_What to work on:_ Locate the word "title" in the entries below, then gather every line that holds it.

_Input data:_
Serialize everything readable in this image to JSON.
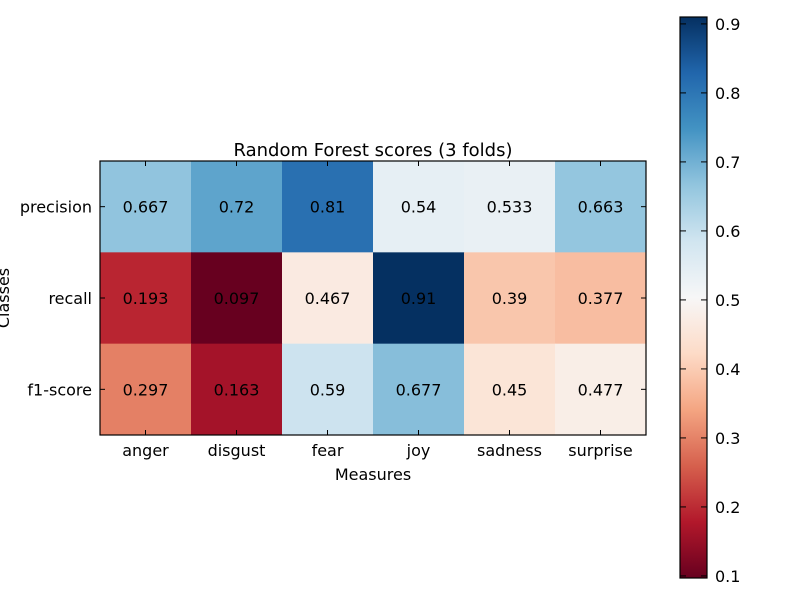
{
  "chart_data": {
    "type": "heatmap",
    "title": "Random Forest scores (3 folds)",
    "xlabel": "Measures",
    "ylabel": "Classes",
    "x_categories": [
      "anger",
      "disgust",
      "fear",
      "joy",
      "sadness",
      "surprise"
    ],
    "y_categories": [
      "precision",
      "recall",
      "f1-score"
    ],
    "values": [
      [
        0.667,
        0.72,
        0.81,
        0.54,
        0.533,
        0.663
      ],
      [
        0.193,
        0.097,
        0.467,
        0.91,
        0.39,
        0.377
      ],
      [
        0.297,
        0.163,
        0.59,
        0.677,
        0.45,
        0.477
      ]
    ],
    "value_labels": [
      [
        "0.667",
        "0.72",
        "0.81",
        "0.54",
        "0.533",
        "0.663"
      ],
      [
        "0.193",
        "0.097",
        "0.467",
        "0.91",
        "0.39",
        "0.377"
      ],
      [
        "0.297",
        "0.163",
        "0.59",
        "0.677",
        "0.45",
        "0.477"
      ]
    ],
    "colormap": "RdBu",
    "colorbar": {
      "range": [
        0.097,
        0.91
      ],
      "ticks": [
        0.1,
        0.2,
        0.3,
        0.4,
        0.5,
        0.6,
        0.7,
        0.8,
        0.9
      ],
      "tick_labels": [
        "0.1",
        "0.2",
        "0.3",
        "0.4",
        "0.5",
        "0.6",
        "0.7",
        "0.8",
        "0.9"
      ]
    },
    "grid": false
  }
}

...

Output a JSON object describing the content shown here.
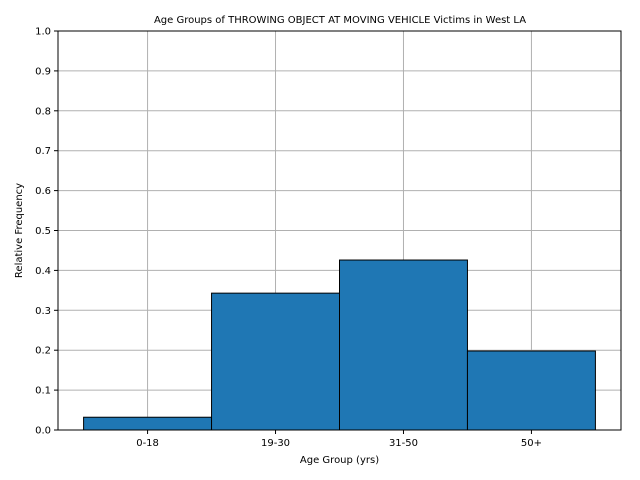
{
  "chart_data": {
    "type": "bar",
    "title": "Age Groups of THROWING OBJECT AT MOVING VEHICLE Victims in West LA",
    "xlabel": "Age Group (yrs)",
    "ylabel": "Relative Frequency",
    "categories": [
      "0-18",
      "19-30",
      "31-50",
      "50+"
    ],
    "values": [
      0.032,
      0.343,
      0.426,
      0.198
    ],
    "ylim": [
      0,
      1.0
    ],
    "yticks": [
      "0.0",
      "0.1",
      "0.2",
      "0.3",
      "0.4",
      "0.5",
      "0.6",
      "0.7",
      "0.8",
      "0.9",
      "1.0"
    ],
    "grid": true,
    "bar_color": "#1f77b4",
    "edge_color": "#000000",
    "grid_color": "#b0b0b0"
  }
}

_Reply to the exercise:_
    "title": "Random Forest scores (3 folds)",
    "title": "Age Groups of THROWING OBJECT AT MOVING VEHICLE Victims in West LA",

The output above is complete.